Description of the task: Below are some records. Copy every line in them that holds "Falta".

--- start of The data ---

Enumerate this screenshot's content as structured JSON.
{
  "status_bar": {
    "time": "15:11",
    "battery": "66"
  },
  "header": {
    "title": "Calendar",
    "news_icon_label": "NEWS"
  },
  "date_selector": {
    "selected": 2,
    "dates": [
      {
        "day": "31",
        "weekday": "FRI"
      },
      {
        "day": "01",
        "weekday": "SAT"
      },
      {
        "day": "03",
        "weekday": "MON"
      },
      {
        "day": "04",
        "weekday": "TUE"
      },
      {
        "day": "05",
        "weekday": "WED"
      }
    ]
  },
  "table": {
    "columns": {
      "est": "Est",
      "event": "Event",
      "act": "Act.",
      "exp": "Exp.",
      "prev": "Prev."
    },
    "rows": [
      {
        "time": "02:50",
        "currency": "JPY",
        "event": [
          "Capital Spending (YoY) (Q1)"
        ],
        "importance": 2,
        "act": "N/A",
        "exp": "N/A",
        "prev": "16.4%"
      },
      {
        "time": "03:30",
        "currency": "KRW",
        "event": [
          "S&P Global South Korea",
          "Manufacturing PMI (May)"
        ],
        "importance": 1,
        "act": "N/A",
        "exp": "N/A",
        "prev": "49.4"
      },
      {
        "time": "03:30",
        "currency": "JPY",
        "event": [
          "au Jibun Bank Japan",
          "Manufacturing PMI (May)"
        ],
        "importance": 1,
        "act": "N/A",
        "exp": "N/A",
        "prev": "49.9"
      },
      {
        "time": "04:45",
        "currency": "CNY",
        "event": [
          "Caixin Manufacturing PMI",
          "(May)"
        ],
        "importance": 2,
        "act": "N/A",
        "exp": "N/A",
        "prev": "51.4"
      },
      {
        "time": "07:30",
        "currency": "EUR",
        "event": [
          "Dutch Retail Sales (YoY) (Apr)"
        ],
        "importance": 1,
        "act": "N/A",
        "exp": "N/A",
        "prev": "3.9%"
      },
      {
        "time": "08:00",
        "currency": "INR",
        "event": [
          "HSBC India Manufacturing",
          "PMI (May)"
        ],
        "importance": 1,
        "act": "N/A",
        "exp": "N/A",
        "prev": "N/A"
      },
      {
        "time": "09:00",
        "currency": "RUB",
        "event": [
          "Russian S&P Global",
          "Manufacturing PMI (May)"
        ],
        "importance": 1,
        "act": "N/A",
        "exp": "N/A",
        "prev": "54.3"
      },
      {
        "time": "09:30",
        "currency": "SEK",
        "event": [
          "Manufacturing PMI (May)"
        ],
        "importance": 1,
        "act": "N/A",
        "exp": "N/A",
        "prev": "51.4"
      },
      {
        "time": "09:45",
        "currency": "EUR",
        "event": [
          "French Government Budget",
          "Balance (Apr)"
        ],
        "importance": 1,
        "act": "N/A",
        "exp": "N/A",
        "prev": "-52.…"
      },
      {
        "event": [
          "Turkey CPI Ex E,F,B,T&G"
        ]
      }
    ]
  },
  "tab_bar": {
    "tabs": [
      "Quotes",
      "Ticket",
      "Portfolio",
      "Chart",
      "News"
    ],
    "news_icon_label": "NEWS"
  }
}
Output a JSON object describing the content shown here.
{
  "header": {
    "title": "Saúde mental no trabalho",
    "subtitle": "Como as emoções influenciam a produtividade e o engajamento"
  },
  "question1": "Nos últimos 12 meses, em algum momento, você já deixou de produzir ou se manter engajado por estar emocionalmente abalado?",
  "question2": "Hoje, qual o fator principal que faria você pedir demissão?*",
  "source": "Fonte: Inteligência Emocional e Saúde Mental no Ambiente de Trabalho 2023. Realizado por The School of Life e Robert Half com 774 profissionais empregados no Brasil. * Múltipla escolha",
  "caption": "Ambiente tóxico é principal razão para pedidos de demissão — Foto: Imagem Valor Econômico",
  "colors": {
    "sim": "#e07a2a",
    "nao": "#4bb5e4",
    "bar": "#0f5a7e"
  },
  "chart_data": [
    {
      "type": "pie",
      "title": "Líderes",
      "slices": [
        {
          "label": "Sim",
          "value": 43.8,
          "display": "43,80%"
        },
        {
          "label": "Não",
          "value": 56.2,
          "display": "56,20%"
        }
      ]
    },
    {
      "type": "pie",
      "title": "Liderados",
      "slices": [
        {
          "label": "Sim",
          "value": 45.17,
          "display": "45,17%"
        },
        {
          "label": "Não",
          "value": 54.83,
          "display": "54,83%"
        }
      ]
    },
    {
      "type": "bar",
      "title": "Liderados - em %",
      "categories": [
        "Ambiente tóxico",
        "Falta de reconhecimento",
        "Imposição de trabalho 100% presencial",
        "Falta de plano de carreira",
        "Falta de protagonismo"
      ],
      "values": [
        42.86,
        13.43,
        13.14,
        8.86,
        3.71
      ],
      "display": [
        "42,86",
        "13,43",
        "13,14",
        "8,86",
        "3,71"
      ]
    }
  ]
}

--- end of The data ---

Output for this exercise:
        "Falta de reconhecimento",
        "Falta de plano de carreira",
        "Falta de protagonismo"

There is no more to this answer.